Reproduce the listing below in full and without alteration, apart from its pictures.

### INFORMATION GIVEN
================

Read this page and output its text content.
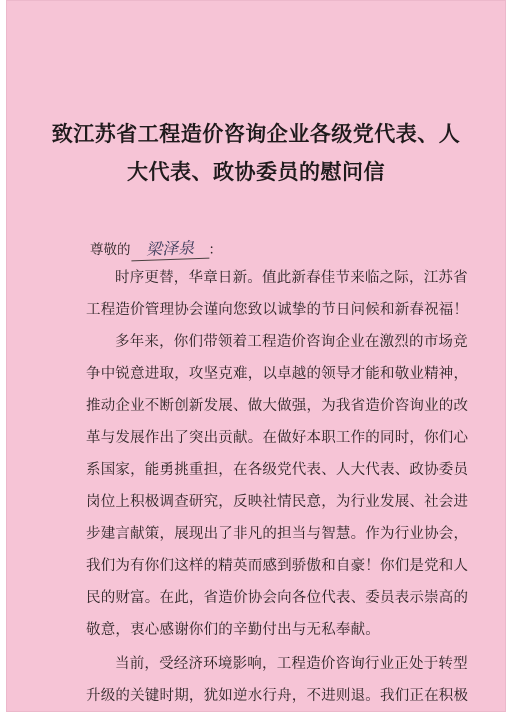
致江苏省工程造价咨询企业各级党代表、人
大代表、政协委员的慰问信
尊敬的 梁泽泉 ：
时序更替，华章日新。值此新春佳节来临之际，江苏省
工程造价管理协会谨向您致以诚挚的节日问候和新春祝福！
多年来，你们带领着工程造价咨询企业在激烈的市场竞
争中锐意进取，攻坚克难，以卓越的领导才能和敬业精神，
推动企业不断创新发展、做大做强，为我省造价咨询业的改
革与发展作出了突出贡献。在做好本职工作的同时，你们心
系国家，能勇挑重担，在各级党代表、人大代表、政协委员
岗位上积极调查研究，反映社情民意，为行业发展、社会进
步建言献策，展现出了非凡的担当与智慧。作为行业协会，
我们为有你们这样的精英而感到骄傲和自豪！你们是党和人
民的财富。在此，省造价协会向各位代表、委员表示崇高的
敬意，衷心感谢你们的辛勤付出与无私奉献。
当前，受经济环境影响，工程造价咨询行业正处于转型
升级的关键时期，犹如逆水行舟，不进则退。我们正在积极
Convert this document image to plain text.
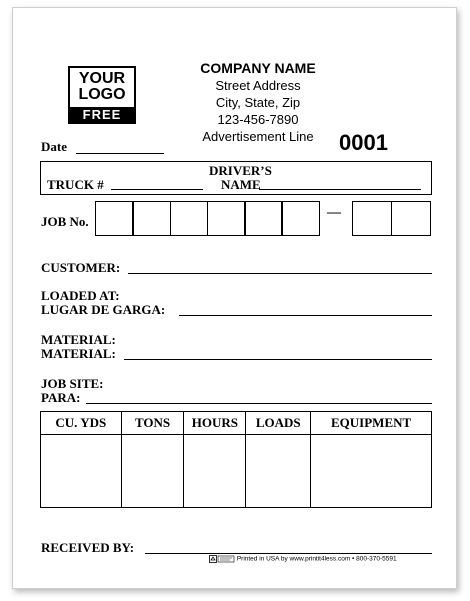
YOUR
LOGO
FREE
COMPANY NAME
Street Address
City, State, Zip
123-456-7890
Advertisement Line	0001
Date
TRUCK #
DRIVER’S
NAME
JOB No.
—
CUSTOMER:
LOADED AT:
LUGAR DE GARGA:
MATERIAL:
MATERIAL:
JOB SITE:
PARA:
CU. YDS	TONS	HOURS	LOADS	EQUIPMENT

RECEIVED BY:
Printed in USA by www.printit4less.com • 800-370-5591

================

### ANSWER TO THIS EXERCISE
Read this page and output its text content.
致江苏省工程造价咨询企业各级党代表、人
大代表、政协委员的慰问信
尊敬的 梁泽泉 ：
时序更替，华章日新。值此新春佳节来临之际，江苏省
工程造价管理协会谨向您致以诚挚的节日问候和新春祝福！
多年来，你们带领着工程造价咨询企业在激烈的市场竞
争中锐意进取，攻坚克难，以卓越的领导才能和敬业精神，
推动企业不断创新发展、做大做强，为我省造价咨询业的改
革与发展作出了突出贡献。在做好本职工作的同时，你们心
系国家，能勇挑重担，在各级党代表、人大代表、政协委员
岗位上积极调查研究，反映社情民意，为行业发展、社会进
步建言献策，展现出了非凡的担当与智慧。作为行业协会，
我们为有你们这样的精英而感到骄傲和自豪！你们是党和人
民的财富。在此，省造价协会向各位代表、委员表示崇高的
敬意，衷心感谢你们的辛勤付出与无私奉献。
当前，受经济环境影响，工程造价咨询行业正处于转型
升级的关键时期，犹如逆水行舟，不进则退。我们正在积极
Convert this document image to plain text.
YOUR
LOGO
FREE
COMPANY NAME
Street Address
City, State, Zip
123-456-7890
Advertisement Line	0001
Date
TRUCK #
DRIVER’S
NAME
JOB No.
—
CUSTOMER:
LOADED AT:
LUGAR DE GARGA:
MATERIAL:
MATERIAL:
JOB SITE:
PARA:
CU. YDS	TONS	HOURS	LOADS	EQUIPMENT

RECEIVED BY:
Printed in USA by www.printit4less.com • 800-370-5591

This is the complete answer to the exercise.